**Extracted records**

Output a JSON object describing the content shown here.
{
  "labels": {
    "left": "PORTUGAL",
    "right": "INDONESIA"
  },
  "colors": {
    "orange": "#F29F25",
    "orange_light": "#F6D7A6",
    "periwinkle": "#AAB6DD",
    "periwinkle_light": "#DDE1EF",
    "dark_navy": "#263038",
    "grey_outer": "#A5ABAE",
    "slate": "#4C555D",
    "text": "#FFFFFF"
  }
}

**What is asked**
Repeat the listing in full, keeping every line exactly as it is.

**Exercise solution**
Output a JSON object describing the content shown here.
{
  "labels": {
    "left": "PORTUGAL",
    "right": "INDONESIA"
  },
  "colors": {
    "orange": "#F29F25",
    "orange_light": "#F6D7A6",
    "periwinkle": "#AAB6DD",
    "periwinkle_light": "#DDE1EF",
    "dark_navy": "#263038",
    "grey_outer": "#A5ABAE",
    "slate": "#4C555D",
    "text": "#FFFFFF"
  }
}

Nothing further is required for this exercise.